## STORED DATA
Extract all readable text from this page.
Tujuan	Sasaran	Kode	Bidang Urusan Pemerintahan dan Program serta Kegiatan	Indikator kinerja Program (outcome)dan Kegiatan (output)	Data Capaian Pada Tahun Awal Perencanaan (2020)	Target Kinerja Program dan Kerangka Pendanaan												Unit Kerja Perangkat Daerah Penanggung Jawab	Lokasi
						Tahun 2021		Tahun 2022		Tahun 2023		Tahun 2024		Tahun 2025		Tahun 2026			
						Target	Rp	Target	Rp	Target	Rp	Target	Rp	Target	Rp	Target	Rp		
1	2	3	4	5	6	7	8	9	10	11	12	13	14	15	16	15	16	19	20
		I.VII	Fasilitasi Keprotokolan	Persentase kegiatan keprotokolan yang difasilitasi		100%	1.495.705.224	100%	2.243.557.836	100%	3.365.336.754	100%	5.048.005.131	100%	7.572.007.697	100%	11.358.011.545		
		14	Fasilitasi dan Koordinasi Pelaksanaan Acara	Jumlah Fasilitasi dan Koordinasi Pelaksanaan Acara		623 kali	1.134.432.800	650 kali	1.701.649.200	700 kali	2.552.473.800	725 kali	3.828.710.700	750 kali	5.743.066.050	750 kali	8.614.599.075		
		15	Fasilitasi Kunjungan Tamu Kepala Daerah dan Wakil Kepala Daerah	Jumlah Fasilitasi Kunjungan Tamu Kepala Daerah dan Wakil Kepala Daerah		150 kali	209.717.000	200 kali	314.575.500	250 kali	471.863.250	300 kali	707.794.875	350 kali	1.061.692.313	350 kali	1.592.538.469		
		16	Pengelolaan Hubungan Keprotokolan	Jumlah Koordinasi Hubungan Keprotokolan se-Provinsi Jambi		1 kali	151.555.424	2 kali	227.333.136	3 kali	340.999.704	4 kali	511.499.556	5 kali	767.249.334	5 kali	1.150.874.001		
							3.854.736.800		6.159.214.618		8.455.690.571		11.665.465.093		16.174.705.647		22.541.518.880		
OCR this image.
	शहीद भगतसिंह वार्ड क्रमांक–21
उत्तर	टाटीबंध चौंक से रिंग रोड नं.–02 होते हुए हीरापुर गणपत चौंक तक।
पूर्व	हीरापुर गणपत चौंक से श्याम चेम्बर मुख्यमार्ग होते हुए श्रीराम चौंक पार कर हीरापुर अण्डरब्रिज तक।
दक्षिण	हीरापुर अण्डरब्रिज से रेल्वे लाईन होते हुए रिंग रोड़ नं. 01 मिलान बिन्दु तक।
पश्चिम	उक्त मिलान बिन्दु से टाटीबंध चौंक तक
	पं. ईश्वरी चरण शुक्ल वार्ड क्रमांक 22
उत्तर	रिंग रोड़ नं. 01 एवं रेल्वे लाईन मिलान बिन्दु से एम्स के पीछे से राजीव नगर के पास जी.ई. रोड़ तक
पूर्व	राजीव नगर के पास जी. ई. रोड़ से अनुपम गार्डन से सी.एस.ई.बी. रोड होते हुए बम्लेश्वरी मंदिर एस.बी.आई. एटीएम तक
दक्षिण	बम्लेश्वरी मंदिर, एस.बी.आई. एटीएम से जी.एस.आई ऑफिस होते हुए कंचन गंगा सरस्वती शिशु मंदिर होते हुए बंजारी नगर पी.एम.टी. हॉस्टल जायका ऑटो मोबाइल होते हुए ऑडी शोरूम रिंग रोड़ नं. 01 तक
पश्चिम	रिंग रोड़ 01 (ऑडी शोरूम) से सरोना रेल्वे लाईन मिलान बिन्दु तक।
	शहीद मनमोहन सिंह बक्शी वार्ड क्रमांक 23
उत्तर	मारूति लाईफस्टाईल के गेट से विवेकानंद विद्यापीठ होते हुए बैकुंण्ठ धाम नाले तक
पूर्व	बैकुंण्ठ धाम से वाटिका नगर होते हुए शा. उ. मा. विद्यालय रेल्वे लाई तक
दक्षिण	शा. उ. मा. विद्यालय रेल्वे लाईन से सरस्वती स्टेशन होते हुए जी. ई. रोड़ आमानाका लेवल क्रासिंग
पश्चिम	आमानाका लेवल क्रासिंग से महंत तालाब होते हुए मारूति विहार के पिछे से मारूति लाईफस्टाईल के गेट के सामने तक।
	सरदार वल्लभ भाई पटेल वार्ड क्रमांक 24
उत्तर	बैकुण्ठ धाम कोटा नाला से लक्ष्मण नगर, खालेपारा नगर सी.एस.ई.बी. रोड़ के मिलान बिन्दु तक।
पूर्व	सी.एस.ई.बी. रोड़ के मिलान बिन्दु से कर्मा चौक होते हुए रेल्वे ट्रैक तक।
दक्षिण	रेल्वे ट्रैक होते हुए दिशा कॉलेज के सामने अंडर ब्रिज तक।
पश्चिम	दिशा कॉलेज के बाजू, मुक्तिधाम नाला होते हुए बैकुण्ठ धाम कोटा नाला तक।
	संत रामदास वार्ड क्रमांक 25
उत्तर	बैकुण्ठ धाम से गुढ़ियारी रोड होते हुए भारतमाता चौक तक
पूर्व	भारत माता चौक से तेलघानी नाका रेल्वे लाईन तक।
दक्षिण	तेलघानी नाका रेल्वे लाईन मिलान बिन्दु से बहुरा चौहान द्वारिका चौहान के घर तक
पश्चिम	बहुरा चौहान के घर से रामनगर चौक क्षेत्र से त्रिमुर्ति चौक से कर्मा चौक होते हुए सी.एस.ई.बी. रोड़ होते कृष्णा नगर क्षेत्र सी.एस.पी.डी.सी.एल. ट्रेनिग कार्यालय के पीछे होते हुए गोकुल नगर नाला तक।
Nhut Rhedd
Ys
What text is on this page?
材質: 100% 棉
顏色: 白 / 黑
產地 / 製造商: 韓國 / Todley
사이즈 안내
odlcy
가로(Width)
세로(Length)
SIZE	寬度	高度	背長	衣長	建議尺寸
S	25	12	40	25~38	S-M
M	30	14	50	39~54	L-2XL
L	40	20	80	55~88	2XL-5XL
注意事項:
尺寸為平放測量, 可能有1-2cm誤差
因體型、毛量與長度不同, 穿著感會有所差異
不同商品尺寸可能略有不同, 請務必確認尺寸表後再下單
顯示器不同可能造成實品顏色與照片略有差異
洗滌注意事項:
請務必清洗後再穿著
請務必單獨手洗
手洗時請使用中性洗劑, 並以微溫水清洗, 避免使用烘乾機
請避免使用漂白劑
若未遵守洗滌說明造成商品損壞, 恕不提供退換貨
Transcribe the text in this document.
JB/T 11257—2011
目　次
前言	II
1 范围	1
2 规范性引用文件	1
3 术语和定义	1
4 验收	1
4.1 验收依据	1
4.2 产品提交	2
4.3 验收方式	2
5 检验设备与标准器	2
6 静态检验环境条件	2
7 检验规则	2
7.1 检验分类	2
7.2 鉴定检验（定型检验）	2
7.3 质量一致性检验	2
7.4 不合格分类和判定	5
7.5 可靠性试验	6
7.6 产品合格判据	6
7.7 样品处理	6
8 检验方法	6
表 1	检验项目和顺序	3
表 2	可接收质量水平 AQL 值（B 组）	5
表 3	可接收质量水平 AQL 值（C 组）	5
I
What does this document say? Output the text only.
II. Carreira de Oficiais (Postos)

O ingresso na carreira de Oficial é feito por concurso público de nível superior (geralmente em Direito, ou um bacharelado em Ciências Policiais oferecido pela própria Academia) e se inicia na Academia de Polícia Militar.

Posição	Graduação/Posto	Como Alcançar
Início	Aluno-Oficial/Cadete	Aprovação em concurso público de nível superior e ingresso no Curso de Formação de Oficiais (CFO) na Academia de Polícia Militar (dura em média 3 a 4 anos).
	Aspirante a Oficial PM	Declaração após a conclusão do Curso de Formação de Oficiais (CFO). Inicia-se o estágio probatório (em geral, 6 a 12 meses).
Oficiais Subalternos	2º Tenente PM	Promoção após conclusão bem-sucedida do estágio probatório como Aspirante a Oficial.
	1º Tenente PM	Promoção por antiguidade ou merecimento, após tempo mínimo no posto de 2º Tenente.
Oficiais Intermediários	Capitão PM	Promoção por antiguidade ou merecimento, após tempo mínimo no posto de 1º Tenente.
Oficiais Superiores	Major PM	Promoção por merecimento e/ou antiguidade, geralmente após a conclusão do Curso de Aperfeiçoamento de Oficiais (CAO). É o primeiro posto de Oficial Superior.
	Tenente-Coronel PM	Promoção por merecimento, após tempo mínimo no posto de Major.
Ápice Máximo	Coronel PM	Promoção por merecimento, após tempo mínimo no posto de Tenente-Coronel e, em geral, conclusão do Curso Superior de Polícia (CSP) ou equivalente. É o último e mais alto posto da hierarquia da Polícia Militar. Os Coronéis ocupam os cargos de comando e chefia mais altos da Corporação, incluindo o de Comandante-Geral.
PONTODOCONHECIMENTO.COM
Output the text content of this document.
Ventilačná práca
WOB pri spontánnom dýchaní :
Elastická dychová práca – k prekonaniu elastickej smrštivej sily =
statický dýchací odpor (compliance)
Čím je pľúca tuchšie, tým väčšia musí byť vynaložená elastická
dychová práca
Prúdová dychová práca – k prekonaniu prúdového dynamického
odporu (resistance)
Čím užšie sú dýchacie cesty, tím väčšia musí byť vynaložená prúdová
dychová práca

## WHAT YOU NEED TO DO
Extract every line of the records above that contains the word "conclusão".

## CORRECT RESULT
	Aspirante a Oficial PM	Declaração após a conclusão do Curso de Formação de Oficiais (CFO). Inicia-se o estágio probatório (em geral, 6 a 12 meses).
Oficiais Subalternos	2º Tenente PM	Promoção após conclusão bem-sucedida do estágio probatório como Aspirante a Oficial.
Oficiais Superiores	Major PM	Promoção por merecimento e/ou antiguidade, geralmente após a conclusão do Curso de Aperfeiçoamento de Oficiais (CAO). É o primeiro posto de Oficial Superior.
Ápice Máximo	Coronel PM	Promoção por merecimento, após tempo mínimo no posto de Tenente-Coronel e, em geral, conclusão do Curso Superior de Polícia (CSP) ou equivalente. É o último e mais alto posto da hierarquia da Polícia Militar. Os Coronéis ocupam os cargos de comando e chefia mais altos da Corporação, incluindo o de Comandante-Geral.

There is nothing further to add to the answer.